- Written task: In the data below, find every line that has the string "JSON", and copy it.

— Start Data for processing —

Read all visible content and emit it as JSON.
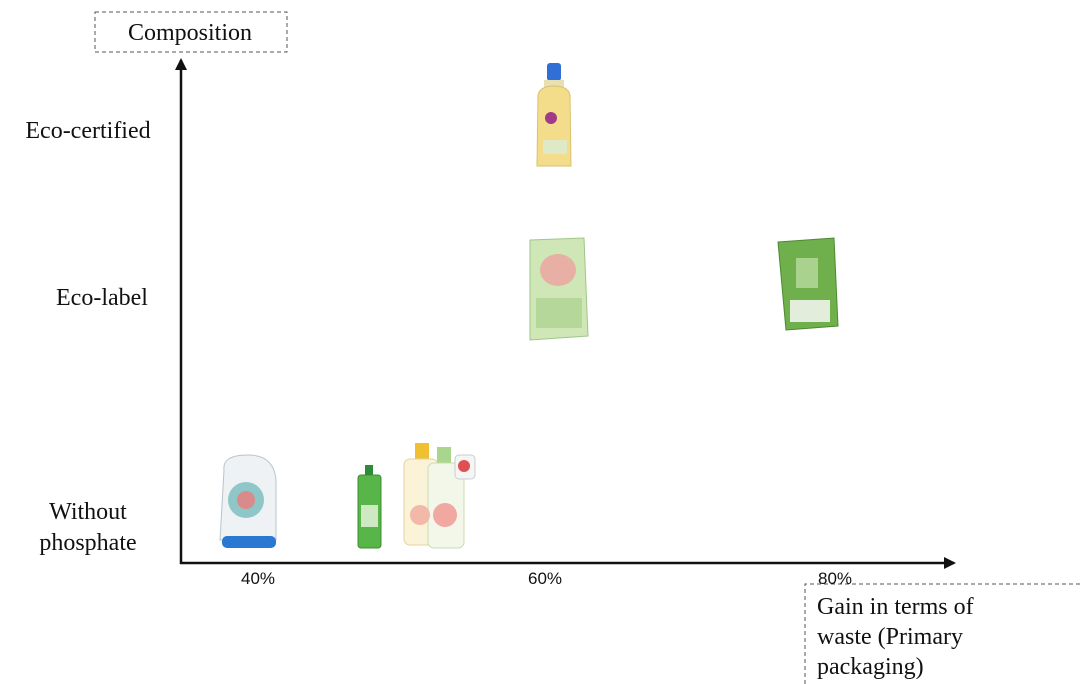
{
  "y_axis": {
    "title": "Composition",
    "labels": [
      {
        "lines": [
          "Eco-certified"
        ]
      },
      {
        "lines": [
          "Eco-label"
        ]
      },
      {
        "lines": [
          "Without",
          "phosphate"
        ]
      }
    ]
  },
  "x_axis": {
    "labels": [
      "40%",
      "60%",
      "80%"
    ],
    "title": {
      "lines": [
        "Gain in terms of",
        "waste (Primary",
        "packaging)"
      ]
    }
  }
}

— End Data for processing —
— Start Data for processing —

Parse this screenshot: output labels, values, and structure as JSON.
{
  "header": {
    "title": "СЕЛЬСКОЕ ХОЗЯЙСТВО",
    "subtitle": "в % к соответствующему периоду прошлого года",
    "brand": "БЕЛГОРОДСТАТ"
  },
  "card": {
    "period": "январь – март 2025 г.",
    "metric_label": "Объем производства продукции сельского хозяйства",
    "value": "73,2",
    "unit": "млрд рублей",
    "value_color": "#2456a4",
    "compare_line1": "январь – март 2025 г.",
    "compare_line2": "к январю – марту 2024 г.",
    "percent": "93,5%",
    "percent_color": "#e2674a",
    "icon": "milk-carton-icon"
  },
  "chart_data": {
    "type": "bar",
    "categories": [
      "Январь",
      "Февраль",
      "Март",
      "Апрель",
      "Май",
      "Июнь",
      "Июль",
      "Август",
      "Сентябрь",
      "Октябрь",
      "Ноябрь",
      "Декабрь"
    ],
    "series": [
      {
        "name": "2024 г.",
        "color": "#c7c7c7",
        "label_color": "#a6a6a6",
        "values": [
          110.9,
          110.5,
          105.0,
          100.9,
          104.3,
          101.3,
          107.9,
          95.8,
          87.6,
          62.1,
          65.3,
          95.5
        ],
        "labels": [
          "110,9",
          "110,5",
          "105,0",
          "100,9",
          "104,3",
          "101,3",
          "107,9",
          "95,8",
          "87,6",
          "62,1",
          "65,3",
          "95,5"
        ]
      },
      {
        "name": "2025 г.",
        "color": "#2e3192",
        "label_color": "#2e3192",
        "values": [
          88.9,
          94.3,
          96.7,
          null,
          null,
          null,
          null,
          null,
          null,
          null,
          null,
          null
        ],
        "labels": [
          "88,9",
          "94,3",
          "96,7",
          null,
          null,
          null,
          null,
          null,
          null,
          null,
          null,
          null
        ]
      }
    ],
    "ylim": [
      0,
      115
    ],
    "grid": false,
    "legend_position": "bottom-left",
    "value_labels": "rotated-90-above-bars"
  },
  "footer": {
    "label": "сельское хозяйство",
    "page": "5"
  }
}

— End Data for processing —

- Solution:
Read all visible content and emit it as JSON.
Parse this screenshot: output labels, values, and structure as JSON.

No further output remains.